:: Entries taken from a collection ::
* START *
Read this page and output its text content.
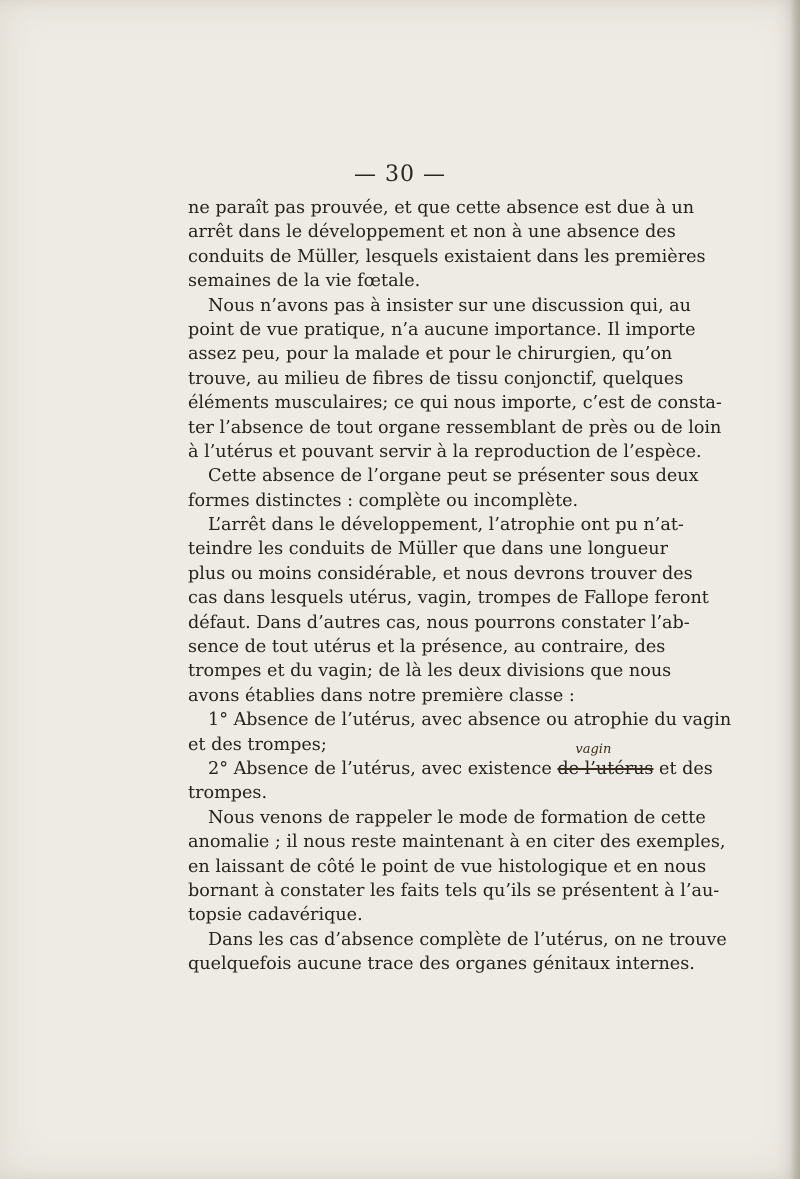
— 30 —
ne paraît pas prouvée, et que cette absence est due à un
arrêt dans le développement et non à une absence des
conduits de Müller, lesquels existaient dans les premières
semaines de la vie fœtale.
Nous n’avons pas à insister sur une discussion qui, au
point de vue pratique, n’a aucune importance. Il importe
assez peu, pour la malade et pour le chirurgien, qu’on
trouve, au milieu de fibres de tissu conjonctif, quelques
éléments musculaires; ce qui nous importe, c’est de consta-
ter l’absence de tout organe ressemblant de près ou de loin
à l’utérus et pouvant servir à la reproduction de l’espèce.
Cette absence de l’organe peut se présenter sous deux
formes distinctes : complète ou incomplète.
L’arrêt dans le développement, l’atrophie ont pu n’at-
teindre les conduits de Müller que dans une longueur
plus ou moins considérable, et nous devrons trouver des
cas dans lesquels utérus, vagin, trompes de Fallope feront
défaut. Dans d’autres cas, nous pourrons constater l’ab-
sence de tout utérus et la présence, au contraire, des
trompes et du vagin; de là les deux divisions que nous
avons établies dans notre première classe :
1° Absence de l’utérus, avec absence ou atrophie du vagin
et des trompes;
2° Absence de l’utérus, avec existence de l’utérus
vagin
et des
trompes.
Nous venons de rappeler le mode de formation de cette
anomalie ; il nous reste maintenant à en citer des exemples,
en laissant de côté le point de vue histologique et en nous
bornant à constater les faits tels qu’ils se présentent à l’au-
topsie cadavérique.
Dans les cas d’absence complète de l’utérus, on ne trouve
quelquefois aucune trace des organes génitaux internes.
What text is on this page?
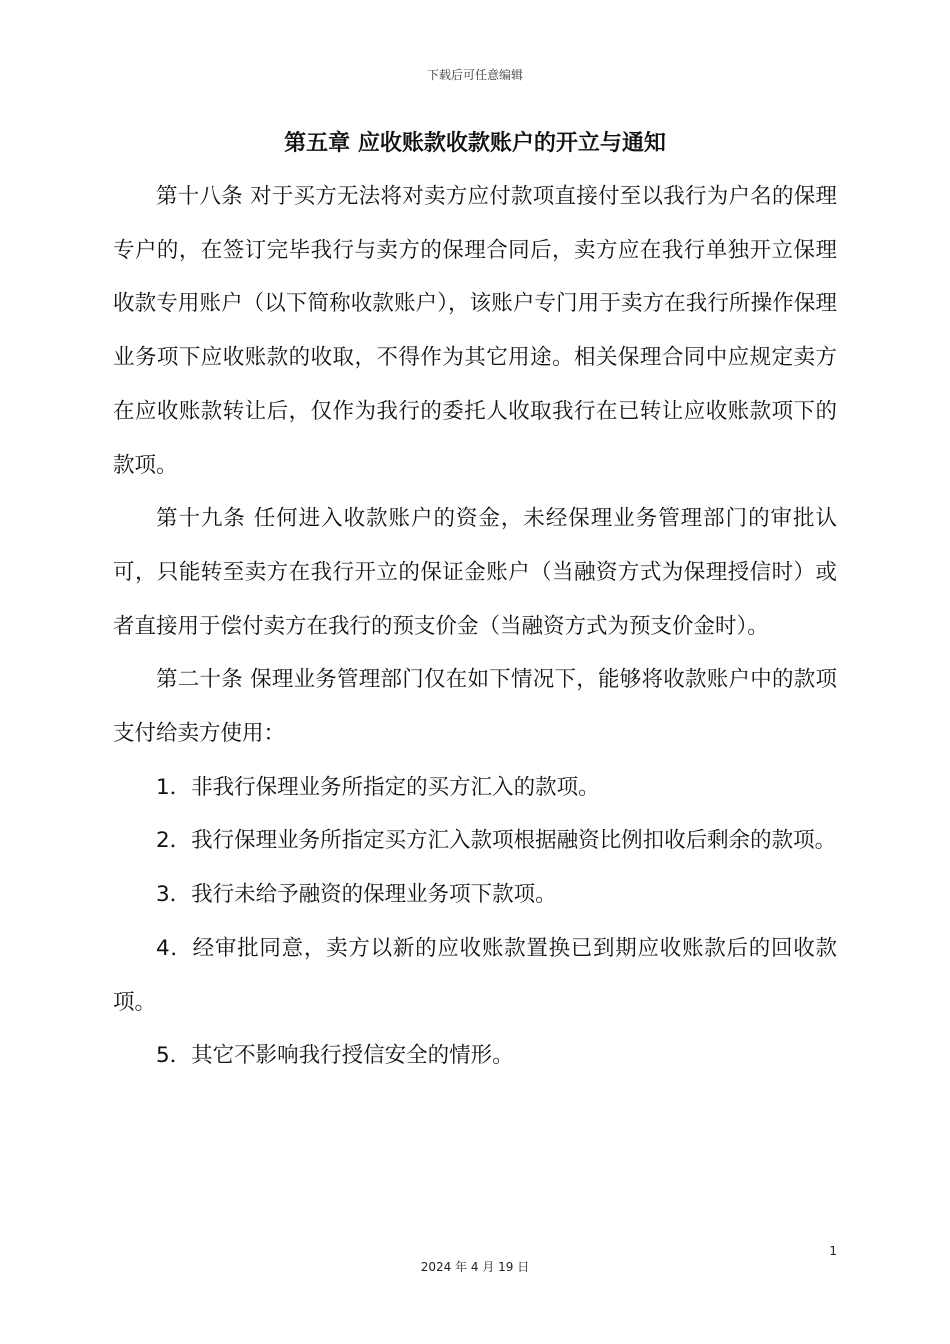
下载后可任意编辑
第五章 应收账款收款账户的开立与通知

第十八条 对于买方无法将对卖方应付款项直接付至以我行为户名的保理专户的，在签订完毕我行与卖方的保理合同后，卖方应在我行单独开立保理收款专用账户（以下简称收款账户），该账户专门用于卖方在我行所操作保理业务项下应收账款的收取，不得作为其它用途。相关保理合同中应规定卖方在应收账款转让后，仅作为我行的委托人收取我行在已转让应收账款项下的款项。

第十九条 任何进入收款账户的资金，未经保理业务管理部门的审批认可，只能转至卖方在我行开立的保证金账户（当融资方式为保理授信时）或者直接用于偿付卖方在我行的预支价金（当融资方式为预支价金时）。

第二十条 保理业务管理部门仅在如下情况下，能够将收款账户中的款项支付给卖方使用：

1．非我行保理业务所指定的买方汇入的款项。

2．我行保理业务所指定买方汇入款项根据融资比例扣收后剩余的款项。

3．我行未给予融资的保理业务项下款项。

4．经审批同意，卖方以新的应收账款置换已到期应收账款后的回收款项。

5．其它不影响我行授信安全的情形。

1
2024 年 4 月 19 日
* END *
* START *
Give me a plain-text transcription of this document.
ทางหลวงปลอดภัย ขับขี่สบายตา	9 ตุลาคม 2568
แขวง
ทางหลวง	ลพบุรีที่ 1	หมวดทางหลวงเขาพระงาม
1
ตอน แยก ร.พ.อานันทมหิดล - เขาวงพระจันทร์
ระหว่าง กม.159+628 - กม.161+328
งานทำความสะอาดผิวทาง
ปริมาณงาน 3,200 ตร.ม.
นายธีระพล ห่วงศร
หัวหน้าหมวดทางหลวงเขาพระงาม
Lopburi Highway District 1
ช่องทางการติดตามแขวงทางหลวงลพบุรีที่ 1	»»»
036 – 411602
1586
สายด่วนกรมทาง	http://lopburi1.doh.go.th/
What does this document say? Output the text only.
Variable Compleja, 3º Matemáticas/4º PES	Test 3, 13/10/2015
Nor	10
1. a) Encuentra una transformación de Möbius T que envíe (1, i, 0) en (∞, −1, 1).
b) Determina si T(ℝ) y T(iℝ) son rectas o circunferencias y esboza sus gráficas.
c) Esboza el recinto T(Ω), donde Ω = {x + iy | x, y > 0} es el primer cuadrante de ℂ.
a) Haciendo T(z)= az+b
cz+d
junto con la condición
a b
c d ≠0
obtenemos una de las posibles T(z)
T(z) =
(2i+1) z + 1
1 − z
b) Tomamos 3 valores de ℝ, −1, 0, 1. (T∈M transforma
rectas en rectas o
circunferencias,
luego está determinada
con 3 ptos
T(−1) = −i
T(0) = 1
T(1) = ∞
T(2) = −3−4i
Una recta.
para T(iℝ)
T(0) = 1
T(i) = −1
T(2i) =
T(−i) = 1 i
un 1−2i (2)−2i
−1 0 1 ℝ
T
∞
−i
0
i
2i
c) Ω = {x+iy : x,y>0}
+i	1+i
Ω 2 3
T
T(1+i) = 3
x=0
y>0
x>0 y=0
* END *
:: Task objective ::
Each line in the entries above that includes the string "trompes" should be extracted.

:: Solution to the exercise ::
cas dans lesquels utérus, vagin, trompes de Fallope feront
trompes et du vagin; de là les deux divisions que nous
et des trompes;
trompes.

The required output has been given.